[Excerpted records]:
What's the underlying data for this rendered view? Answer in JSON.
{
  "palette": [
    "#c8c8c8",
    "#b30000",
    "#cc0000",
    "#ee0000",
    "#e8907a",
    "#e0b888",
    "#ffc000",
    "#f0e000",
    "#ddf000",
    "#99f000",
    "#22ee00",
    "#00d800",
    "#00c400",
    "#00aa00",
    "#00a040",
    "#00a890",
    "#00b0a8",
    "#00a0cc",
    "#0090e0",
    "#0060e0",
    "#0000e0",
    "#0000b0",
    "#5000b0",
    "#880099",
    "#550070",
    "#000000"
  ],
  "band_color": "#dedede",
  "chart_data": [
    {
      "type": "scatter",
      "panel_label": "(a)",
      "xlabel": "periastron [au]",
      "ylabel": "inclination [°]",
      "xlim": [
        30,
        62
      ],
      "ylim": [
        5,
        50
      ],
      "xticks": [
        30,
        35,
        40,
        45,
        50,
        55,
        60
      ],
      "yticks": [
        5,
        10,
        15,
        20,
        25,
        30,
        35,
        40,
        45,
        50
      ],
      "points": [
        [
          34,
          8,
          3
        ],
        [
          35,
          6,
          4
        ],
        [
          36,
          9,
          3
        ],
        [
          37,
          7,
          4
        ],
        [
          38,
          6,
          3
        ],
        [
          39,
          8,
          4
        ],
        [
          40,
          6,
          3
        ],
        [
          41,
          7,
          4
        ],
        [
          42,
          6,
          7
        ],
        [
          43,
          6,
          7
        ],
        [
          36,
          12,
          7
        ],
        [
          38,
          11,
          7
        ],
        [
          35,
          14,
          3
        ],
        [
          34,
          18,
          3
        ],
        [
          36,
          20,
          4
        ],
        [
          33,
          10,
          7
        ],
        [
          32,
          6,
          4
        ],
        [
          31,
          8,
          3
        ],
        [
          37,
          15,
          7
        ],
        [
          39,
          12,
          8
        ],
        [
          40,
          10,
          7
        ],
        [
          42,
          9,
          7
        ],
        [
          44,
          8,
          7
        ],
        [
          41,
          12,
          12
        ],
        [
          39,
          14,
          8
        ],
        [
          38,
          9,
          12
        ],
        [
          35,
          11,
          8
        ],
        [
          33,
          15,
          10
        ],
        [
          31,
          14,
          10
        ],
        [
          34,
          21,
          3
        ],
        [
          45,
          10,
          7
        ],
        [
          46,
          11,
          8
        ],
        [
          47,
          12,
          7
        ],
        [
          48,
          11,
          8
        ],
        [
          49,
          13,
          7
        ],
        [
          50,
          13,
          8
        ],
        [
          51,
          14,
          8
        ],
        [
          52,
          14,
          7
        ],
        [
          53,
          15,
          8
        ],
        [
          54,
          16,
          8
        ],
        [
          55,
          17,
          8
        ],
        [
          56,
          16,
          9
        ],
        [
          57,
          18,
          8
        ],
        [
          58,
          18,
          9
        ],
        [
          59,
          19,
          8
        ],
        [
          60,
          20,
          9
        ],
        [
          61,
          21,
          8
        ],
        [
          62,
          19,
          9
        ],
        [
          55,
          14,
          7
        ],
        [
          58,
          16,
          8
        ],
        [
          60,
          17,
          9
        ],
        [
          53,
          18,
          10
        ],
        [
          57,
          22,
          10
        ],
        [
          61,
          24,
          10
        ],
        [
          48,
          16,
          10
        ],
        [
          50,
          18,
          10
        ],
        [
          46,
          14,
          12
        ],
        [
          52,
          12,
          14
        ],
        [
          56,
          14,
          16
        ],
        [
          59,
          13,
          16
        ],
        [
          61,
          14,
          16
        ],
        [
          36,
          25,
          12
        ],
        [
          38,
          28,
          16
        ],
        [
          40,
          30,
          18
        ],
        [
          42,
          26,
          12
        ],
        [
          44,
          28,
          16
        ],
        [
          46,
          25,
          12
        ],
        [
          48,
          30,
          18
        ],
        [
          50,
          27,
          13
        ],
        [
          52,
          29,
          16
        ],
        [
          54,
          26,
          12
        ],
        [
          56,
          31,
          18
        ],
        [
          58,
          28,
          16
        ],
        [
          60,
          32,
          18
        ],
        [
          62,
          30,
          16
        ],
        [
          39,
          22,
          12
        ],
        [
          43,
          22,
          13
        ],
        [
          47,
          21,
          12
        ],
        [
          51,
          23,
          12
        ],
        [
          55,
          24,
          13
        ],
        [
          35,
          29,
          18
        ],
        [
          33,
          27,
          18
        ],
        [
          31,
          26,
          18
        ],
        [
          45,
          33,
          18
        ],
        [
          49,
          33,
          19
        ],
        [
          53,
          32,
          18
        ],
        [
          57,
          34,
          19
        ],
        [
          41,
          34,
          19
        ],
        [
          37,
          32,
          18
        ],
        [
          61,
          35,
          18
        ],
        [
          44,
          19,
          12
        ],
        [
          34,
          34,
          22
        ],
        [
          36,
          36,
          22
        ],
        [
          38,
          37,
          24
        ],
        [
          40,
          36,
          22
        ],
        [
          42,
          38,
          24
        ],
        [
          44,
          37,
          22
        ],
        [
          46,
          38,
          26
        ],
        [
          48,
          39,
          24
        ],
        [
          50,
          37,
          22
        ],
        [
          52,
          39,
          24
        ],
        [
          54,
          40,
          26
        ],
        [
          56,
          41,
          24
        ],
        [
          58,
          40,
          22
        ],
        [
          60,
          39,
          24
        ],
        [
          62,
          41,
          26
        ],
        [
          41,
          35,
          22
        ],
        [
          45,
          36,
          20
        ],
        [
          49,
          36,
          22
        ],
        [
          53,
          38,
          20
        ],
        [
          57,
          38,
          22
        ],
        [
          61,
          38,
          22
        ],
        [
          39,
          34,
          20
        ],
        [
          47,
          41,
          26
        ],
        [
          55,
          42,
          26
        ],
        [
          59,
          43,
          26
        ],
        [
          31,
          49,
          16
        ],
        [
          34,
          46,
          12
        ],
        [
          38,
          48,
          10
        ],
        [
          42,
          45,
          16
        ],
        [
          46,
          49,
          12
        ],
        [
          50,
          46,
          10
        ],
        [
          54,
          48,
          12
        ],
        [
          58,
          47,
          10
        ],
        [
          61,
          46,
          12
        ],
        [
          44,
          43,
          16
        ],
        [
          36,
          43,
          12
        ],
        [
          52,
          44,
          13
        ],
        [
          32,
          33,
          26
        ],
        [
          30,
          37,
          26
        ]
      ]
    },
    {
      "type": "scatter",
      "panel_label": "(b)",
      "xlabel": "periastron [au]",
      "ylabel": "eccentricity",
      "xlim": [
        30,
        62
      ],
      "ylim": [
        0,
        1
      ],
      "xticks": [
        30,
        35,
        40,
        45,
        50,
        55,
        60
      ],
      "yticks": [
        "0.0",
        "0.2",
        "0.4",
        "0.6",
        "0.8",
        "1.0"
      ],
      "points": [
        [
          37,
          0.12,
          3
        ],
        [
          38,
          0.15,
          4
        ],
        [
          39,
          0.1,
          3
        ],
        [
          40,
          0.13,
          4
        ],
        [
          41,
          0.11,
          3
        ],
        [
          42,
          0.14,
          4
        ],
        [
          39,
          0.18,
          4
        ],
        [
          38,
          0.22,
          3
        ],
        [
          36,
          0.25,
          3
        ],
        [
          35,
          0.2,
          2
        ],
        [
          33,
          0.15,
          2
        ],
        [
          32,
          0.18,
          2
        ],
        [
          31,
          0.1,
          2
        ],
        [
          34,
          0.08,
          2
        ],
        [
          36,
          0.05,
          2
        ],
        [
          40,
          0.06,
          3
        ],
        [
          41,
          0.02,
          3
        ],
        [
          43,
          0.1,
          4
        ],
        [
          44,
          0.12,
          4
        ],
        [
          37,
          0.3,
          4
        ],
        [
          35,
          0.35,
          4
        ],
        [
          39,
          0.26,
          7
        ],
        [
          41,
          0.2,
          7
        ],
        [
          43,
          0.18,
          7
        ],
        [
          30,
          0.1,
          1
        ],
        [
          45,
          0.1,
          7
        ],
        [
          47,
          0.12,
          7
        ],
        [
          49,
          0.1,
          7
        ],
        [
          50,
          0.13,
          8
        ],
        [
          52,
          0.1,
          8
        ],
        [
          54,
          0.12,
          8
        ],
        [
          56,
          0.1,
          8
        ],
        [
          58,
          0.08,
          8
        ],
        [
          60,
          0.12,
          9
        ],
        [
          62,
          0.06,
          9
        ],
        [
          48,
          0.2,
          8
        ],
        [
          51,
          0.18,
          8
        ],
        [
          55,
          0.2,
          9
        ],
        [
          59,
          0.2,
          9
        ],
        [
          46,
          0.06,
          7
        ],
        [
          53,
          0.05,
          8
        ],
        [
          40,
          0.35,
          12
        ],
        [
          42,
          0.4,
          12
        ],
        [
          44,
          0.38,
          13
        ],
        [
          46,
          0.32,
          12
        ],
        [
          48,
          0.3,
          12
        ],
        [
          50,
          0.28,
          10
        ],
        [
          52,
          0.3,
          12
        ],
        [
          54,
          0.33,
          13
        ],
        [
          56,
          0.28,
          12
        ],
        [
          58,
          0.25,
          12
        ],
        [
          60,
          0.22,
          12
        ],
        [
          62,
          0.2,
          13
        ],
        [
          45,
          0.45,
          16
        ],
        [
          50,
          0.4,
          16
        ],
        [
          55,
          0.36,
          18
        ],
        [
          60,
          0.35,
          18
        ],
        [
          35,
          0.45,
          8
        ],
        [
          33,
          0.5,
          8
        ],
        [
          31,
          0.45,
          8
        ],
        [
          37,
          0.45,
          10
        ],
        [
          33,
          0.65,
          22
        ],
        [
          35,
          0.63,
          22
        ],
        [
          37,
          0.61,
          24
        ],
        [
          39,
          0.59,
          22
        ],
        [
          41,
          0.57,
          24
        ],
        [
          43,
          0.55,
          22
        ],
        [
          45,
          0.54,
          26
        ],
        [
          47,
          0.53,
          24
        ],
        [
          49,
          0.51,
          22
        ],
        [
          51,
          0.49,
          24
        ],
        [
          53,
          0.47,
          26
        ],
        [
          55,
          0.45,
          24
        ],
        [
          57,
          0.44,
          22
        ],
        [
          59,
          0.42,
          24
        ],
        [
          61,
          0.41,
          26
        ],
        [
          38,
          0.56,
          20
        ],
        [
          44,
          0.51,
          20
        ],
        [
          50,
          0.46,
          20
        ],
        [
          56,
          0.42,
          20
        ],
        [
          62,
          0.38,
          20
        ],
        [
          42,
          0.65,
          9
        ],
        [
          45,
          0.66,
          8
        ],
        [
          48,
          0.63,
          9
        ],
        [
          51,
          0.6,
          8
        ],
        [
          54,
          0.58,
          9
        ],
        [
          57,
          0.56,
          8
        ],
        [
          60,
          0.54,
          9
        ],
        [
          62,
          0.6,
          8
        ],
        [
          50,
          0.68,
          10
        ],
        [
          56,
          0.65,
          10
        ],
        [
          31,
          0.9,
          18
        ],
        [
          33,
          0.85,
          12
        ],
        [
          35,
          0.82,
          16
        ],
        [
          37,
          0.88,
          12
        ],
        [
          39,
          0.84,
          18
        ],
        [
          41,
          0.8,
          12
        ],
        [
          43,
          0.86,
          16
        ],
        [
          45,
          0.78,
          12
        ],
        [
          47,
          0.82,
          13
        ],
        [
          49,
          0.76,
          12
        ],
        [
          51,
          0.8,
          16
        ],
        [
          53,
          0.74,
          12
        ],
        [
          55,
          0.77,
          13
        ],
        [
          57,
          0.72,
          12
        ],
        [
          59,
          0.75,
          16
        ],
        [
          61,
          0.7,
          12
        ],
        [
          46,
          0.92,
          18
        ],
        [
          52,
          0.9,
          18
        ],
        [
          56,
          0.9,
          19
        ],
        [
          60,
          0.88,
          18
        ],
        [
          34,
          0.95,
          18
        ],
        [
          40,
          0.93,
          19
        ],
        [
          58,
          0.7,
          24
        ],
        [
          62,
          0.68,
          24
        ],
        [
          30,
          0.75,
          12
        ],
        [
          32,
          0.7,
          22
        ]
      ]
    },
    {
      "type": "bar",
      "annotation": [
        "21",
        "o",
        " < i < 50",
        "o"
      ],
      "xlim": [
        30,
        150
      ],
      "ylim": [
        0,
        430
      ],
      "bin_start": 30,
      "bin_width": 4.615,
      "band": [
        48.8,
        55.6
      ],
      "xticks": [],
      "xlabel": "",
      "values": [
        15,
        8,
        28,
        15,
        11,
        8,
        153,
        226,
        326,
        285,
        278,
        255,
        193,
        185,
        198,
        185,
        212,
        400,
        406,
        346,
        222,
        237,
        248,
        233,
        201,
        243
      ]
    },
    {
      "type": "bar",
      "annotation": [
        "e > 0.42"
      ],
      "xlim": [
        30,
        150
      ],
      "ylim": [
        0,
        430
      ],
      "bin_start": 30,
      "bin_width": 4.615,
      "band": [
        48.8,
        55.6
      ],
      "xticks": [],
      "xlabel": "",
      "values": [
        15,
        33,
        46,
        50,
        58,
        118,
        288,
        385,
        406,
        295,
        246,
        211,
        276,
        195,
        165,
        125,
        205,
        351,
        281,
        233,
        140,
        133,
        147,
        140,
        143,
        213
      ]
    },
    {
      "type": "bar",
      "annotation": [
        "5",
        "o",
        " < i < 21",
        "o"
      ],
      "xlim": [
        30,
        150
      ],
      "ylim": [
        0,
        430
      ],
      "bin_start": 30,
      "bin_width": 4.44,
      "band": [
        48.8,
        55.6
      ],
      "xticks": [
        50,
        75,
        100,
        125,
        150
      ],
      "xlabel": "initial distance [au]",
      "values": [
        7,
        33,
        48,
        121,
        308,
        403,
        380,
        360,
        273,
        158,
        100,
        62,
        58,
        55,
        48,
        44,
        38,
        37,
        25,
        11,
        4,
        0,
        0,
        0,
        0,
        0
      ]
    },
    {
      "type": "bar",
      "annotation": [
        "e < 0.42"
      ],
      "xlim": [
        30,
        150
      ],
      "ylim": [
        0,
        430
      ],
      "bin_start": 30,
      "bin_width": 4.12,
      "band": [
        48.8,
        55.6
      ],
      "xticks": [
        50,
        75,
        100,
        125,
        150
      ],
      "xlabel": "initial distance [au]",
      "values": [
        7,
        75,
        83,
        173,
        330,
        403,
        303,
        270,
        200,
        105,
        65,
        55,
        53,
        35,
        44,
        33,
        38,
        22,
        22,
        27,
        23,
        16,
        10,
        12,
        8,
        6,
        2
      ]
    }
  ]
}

[Work to be completed]:
Tally every line of the data that holds the word "ylabel" and write the count alone.

[Result below]:
2